Aim - Lines holding the string "number" are the ones to copy from this listing.

------ Exercise inputs ------

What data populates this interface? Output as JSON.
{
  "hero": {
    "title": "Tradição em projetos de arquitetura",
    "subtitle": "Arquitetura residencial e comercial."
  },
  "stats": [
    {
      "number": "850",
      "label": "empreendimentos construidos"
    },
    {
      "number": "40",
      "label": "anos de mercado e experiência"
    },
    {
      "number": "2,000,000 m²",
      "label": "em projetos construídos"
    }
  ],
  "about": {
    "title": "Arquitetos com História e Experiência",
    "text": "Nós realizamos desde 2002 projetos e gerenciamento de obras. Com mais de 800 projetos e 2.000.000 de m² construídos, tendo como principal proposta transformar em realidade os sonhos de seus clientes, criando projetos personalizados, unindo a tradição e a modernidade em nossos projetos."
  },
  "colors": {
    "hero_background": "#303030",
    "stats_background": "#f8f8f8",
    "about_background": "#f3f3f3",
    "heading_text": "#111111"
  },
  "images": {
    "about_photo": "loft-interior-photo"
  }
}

------

Written answer -
      "number": "850",
      "number": "40",
      "number": "2,000,000 m²",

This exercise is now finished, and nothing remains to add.